◆ Action item ◆
Each line in the records that mentions the word "Shieh" needs to be listed.

[[ Data to examine, beginning ]]

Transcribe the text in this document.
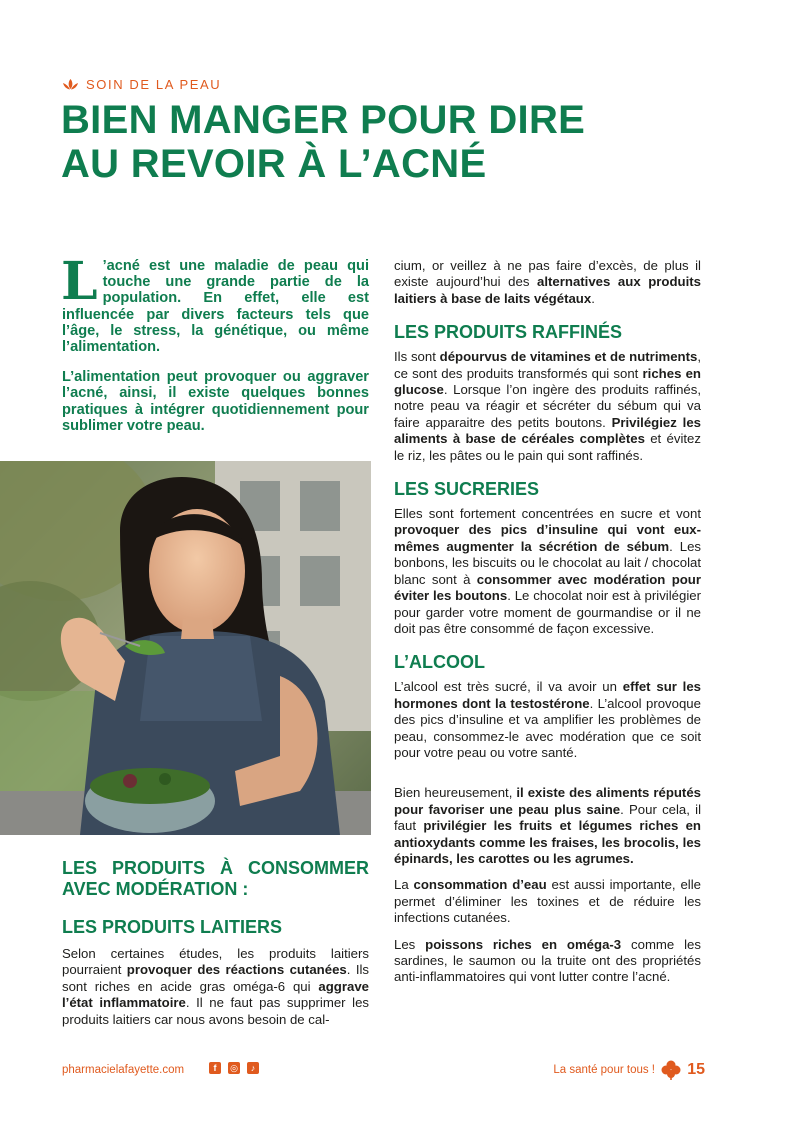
SOIN DE LA PEAU
BIEN MANGER POUR DIRE
AU REVOIR À L’ACNÉ

L ’acné est une maladie de peau qui touche une grande partie de la population. En effet, elle est influencée par divers facteurs tels que l’âge, le stress, la génétique, ou même l’alimentation.

L’alimentation peut provoquer ou aggraver l’acné, ainsi, il existe quelques bonnes pratiques à intégrer quotidiennement pour sublimer votre peau.

LES PRODUITS À CONSOMMER AVEC MODÉRATION :
LES PRODUITS LAITIERS

Selon certaines études, les produits laitiers pourraient provoquer des réactions cutanées. Ils sont riches en acide gras oméga-6 qui aggrave l’état inflammatoire. Il ne faut pas supprimer les produits laitiers car nous avons besoin de cal-

cium, or veillez à ne pas faire d’excès, de plus il existe aujourd’hui des alternatives aux produits laitiers à base de laits végétaux.

LES PRODUITS RAFFINÉS

Ils sont dépourvus de vitamines et de nutriments, ce sont des produits transformés qui sont riches en glucose. Lorsque l’on ingère des produits raffinés, notre peau va réagir et sécréter du sébum qui va faire apparaitre des petits boutons. Privilégiez les aliments à base de céréales complètes et évitez le riz, les pâtes ou le pain qui sont raffinés.

LES SUCRERIES

Elles sont fortement concentrées en sucre et vont provoquer des pics d’insuline qui vont eux-mêmes augmenter la sécrétion de sébum. Les bonbons, les biscuits ou le chocolat au lait / chocolat blanc sont à consommer avec modération pour éviter les boutons. Le chocolat noir est à privilégier pour garder votre moment de gourmandise or il ne doit pas être consommé de façon excessive.

L’ALCOOL

L’alcool est très sucré, il va avoir un effet sur les hormones dont la testostérone. L’alcool provoque des pics d’insuline et va amplifier les problèmes de peau, consommez-le avec modération que ce soit pour votre peau ou votre santé.

Bien heureusement, il existe des aliments réputés pour favoriser une peau plus saine. Pour cela, il faut privilégier les fruits et légumes riches en antioxydants comme les fraises, les brocolis, les épinards, les carottes ou les agrumes.

La consommation d’eau est aussi importante, elle permet d’éliminer les toxines et de réduire les infections cutanées.

Les poissons riches en oméga-3 comme les sardines, le saumon ou la truite ont des propriétés anti-inflammatoires qui vont lutter contre l’acné.

pharmacielafayette.com	f	◎	♪	La santé pour tous ! 15
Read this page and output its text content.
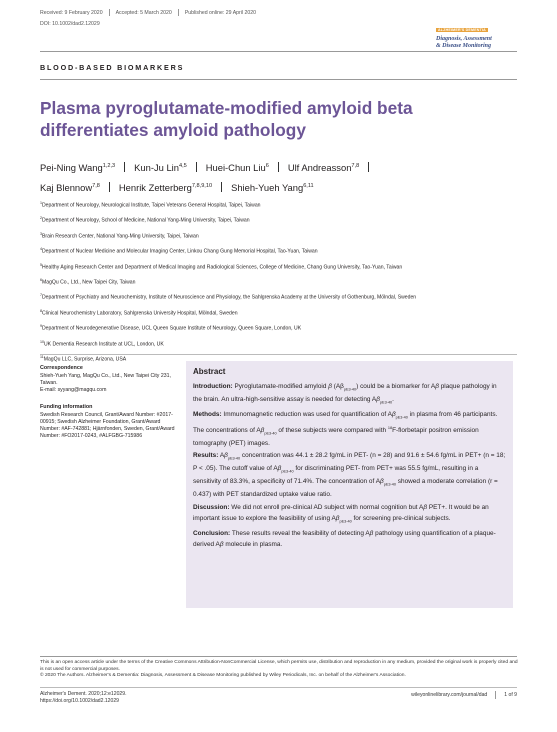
Received: 9 February 2020	Accepted: 5 March 2020	Published online: 29 April 2020
DOI: 10.1002/dad2.12029
ALZHEIMER'S DEMENTIA
Diagnosis, Assessment
& Disease Monitoring
BLOOD-BASED BIOMARKERS
Plasma pyroglutamate-modified amyloid beta differentiates amyloid pathology
Pei-Ning Wang$^{1,2,3}$ Kun-Ju Lin$^{4,5}$ Huei-Chun Liu$^6$ Ulf Andreasson$^{7,8}$
Kaj Blennow$^{7,8}$ Henrik Zetterberg$^{7,8,9,10}$ Shieh-Yueh Yang$^{6,11}$

$^1$Department of Neurology, Neurological Institute, Taipei Veterans General Hospital, Taipei, Taiwan

$^2$Department of Neurology, School of Medicine, National Yang-Ming University, Taipei, Taiwan

$^3$Brain Research Center, National Yang-Ming University, Taipei, Taiwan

$^4$Department of Nuclear Medicine and Molecular Imaging Center, Linkou Chang Gung Memorial Hospital, Tao-Yuan, Taiwan

$^5$Healthy Aging Research Center and Department of Medical Imaging and Radiological Sciences, College of Medicine, Chang Gung University, Tao-Yuan, Taiwan

$^6$MagQu Co., Ltd., New Taipei City, Taiwan

$^7$Department of Psychiatry and Neurochemistry, Institute of Neuroscience and Physiology, the Sahlgrenska Academy at the University of Gothenburg, Mölndal, Sweden

$^8$Clinical Neurochemistry Laboratory, Sahlgrenska University Hospital, Mölndal, Sweden

$^9$Department of Neurodegenerative Disease, UCL Queen Square Institute of Neurology, Queen Square, London, UK

$^{10}$UK Dementia Research Institute at UCL, London, UK

$^{11}$MagQu LLC, Surprise, Arizona, USA

Correspondence
Shieh-Yueh Yang, MagQu Co., Ltd., New Taipei City 231, Taiwan.
E-mail: syyang@magqu.com
Funding information
Swedish Research Council, Grant/Award Number: #2017-00915; Swedish Alzheimer Foundation, Grant/Award Number: #AF-742881; Hjärnfonden, Sweden, Grant/Award Number: #FO2017-0243, #ALFGBG-715986
Abstract

Introduction: Pyroglutamate-modified amyloid β $(A\beta_{pE3-40})$ could be a biomarker for Aβ plaque pathology in the brain. An ultra-high-sensitive assay is needed for detecting $A\beta_{pE3-40}$.

Methods: Immunomagnetic reduction was used for quantification of $A\beta_{pE3-40}$ in plasma from 46 participants. The concentrations of $A\beta_{pE3-40}$ of these subjects were compared with $^{18}$F-florbetapir positron emission tomography (PET) images.

Results: $A\beta_{pE3-40}$ concentration was 44.1 ± 28.2 fg/mL in PET- (n = 28) and 91.6 ± 54.6 fg/mL in PET+ (n = 18; P < .05). The cutoff value of $A\beta_{pE3-40}$ for discriminating PET- from PET+ was 55.5 fg/mL, resulting in a sensitivity of 83.3%, a specificity of 71.4%. The concentration of $A\beta_{pE3-40}$ showed a moderate correlation (r = 0.437) with PET standardized uptake value ratio.

Discussion: We did not enroll pre-clinical AD subject with normal cognition but Aβ PET+. It would be an important issue to explore the feasibility of using $A\beta_{pE3-40}$ for screening pre-clinical subjects.

Conclusion: These results reveal the feasibility of detecting Aβ pathology using quantification of a plaque-derived Aβ molecule in plasma.

This is an open access article under the terms of the Creative Commons Attribution-NonCommercial License, which permits use, distribution and reproduction in any medium, provided the original work is properly cited and is not used for commercial purposes.
© 2020 The Authors. Alzheimer's & Dementia: Diagnosis, Assessment & Disease Monitoring published by Wiley Periodicals, Inc. on behalf of the Alzheimer's Association.
Alzheimer's Dement. 2020;12:e12029.
https://doi.org/10.1002/dad2.12029
wileyonlinelibrary.com/journal/dad	1 of 9
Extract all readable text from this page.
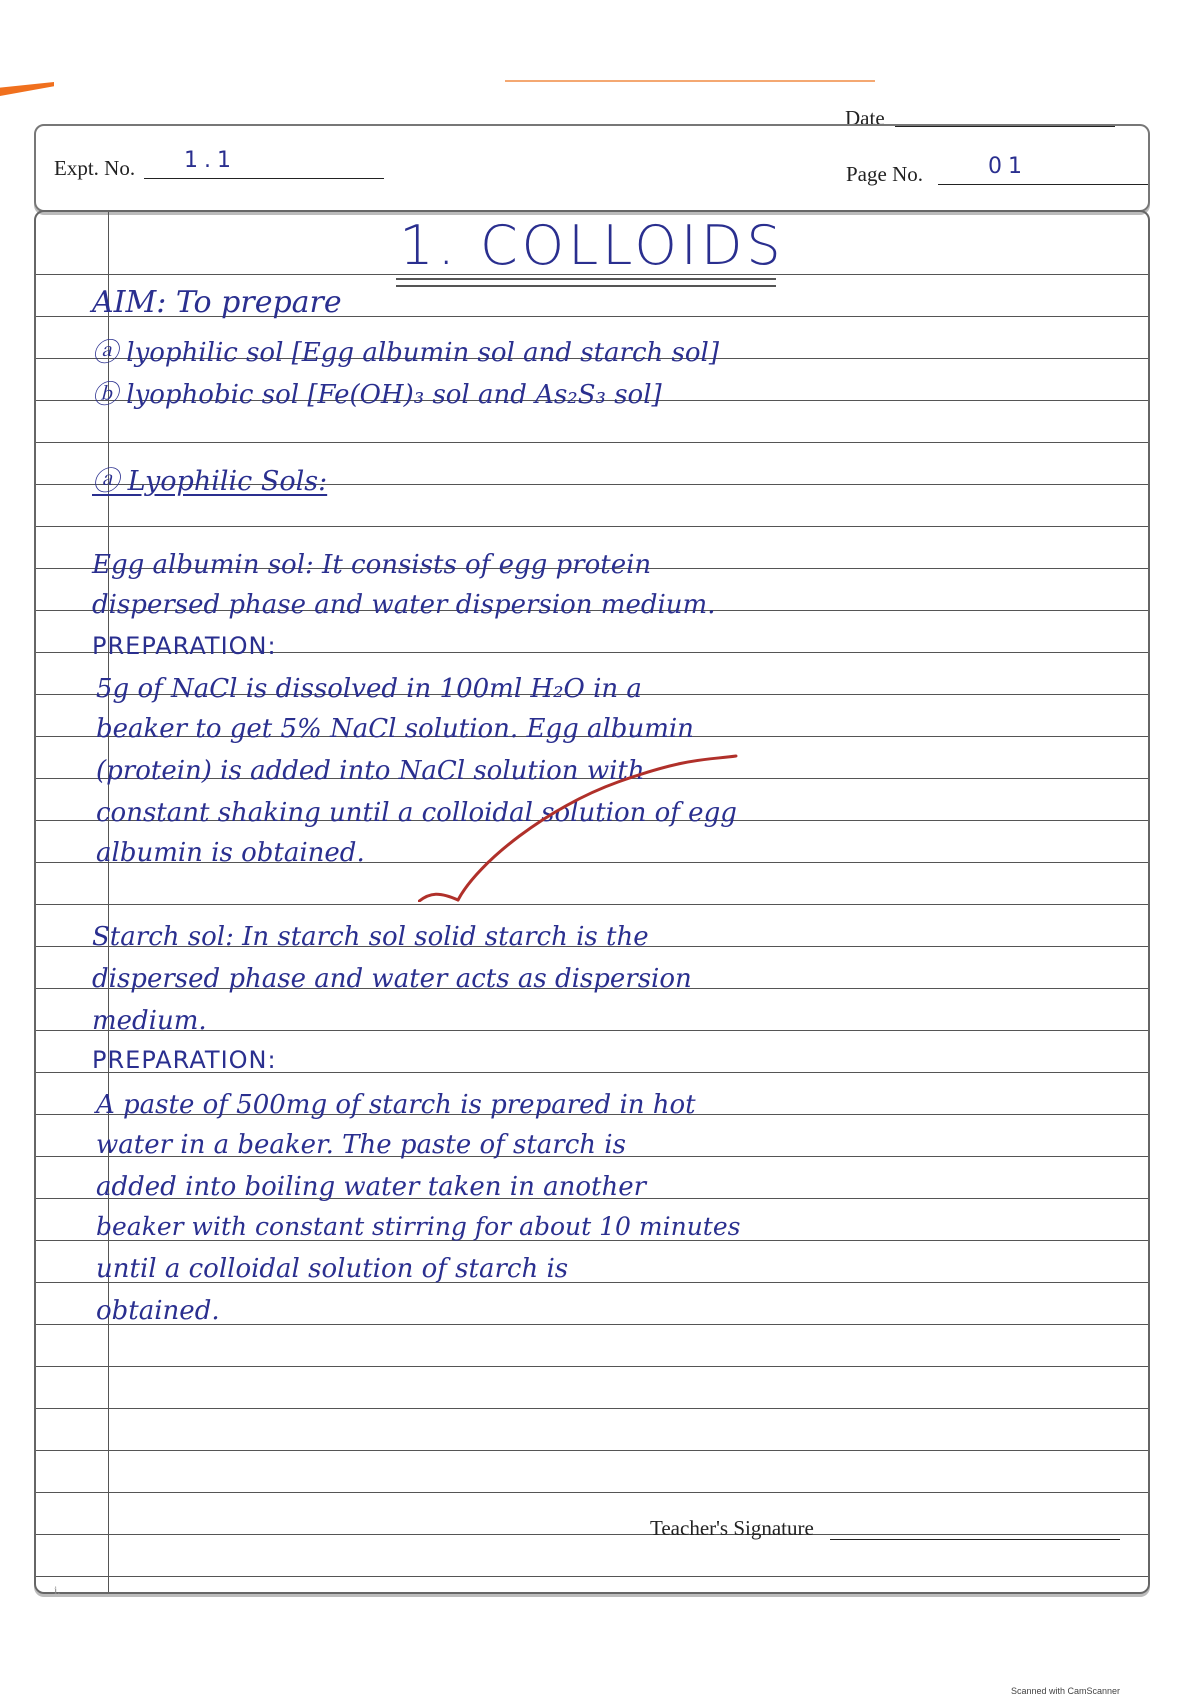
Date
Expt. No. 1.1
Page No.	01
1. COLLOIDS
AIM: To prepare
ⓐ lyophilic sol [Egg albumin sol and starch sol]
ⓑ lyophobic sol [Fe(OH)₃ sol and As₂S₃ sol]
ⓐ Lyophilic Sols:
Egg albumin sol: It consists of egg protein
dispersed phase and water dispersion medium.
PREPARATION:
5g of NaCl is dissolved in 100ml H₂O in a
beaker to get 5% NaCl solution. Egg albumin
(protein) is added into NaCl solution with
constant shaking until a colloidal solution of egg
albumin is obtained.
Starch sol: In starch sol solid starch is the
dispersed phase and water acts as dispersion
medium.
PREPARATION:
A paste of 500mg of starch is prepared in hot
water in a beaker. The paste of starch is
added into boiling water taken in another
beaker with constant stirring for about 10 minutes
until a colloidal solution of starch is
obtained.
Teacher's Signature
i.
Scanned with CamScanner
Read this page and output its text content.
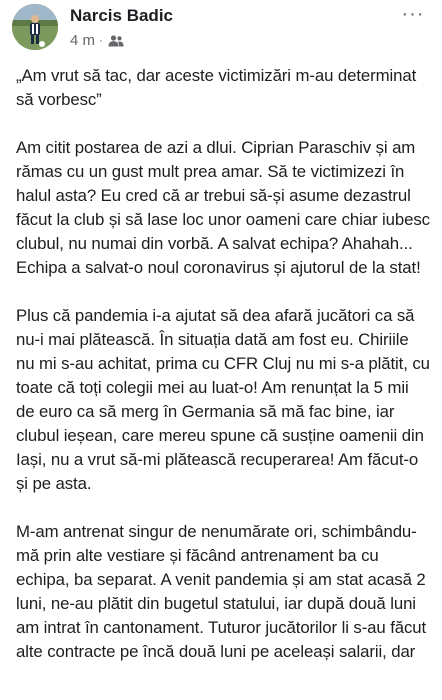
Narcis Badic
4 m ·
···

„Am vrut să tac, dar aceste victimizări m-au determinat să vorbesc”

Am citit postarea de azi a dlui. Ciprian Paraschiv și am rămas cu un gust mult prea amar. Să te victimizezi în halul asta? Eu cred că ar trebui să-și asume dezastrul făcut la club și să lase loc unor oameni care chiar iubesc clubul, nu numai din vorbă. A salvat echipa? Ahahah... Echipa a salvat-o noul coronavirus și ajutorul de la stat!

Plus că pandemia i-a ajutat să dea afară jucători ca să nu-i mai plătească. În situația dată am fost eu. Chiriile nu mi s-au achitat, prima cu CFR Cluj nu mi s-a plătit, cu toate că toți colegii mei au luat-o! Am renunțat la 5 mii de euro ca să merg în Germania să mă fac bine, iar clubul ieșean, care mereu spune că susține oamenii din Iași, nu a vrut să-mi plătească recuperarea! Am făcut-o și pe asta.

M-am antrenat singur de nenumărate ori, schimbându-mă prin alte vestiare și făcând antrenament ba cu echipa, ba separat. A venit pandemia și am stat acasă 2 luni, ne-au plătit din bugetul statului, iar după două luni am intrat în cantonament. Tuturor jucătorilor li s-au făcut alte contracte pe încă două luni pe aceleași salarii, dar
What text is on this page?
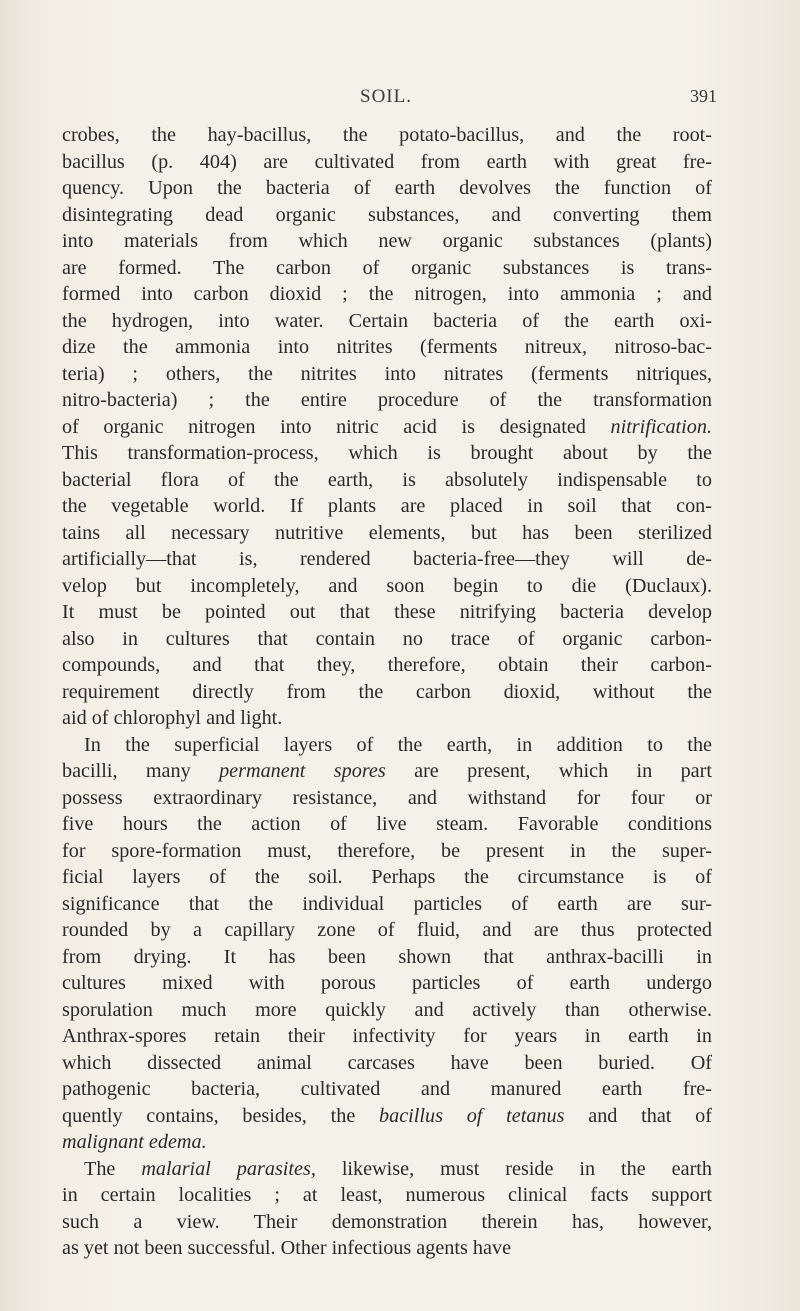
SOIL.	391
crobes, the hay-bacillus, the potato-bacillus, and the root-
bacillus (p. 404) are cultivated from earth with great fre-
quency. Upon the bacteria of earth devolves the function of
disintegrating dead organic substances, and converting them
into materials from which new organic substances (plants)
are formed. The carbon of organic substances is trans-
formed into carbon dioxid ; the nitrogen, into ammonia ; and
the hydrogen, into water. Certain bacteria of the earth oxi-
dize the ammonia into nitrites (ferments nitreux, nitroso-bac-
teria) ; others, the nitrites into nitrates (ferments nitriques,
nitro-bacteria) ; the entire procedure of the transformation
of organic nitrogen into nitric acid is designated nitrification.
This transformation-process, which is brought about by the
bacterial flora of the earth, is absolutely indispensable to
the vegetable world. If plants are placed in soil that con-
tains all necessary nutritive elements, but has been sterilized
artificially—that is, rendered bacteria-free—they will de-
velop but incompletely, and soon begin to die (Duclaux).
It must be pointed out that these nitrifying bacteria develop
also in cultures that contain no trace of organic carbon-
compounds, and that they, therefore, obtain their carbon-
requirement directly from the carbon dioxid, without the
aid of chlorophyl and light.
In the superficial layers of the earth, in addition to the
bacilli, many permanent spores are present, which in part
possess extraordinary resistance, and withstand for four or
five hours the action of live steam. Favorable conditions
for spore-formation must, therefore, be present in the super-
ficial layers of the soil. Perhaps the circumstance is of
significance that the individual particles of earth are sur-
rounded by a capillary zone of fluid, and are thus protected
from drying. It has been shown that anthrax-bacilli in
cultures mixed with porous particles of earth undergo
sporulation much more quickly and actively than otherwise.
Anthrax-spores retain their infectivity for years in earth in
which dissected animal carcases have been buried. Of
pathogenic bacteria, cultivated and manured earth fre-
quently contains, besides, the bacillus of tetanus and that of
malignant edema.
The malarial parasites, likewise, must reside in the earth
in certain localities ; at least, numerous clinical facts support
such a view. Their demonstration therein has, however,
as yet not been successful. Other infectious agents have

[[ Data to examine, end ]]

◆ Answer to this task ◆
Kaj Blennow$^{7,8}$ Henrik Zetterberg$^{7,8,9,10}$ Shieh-Yueh Yang$^{6,11}$
Shieh-Yueh Yang, MagQu Co., Ltd., New Taipei City 231, Taiwan.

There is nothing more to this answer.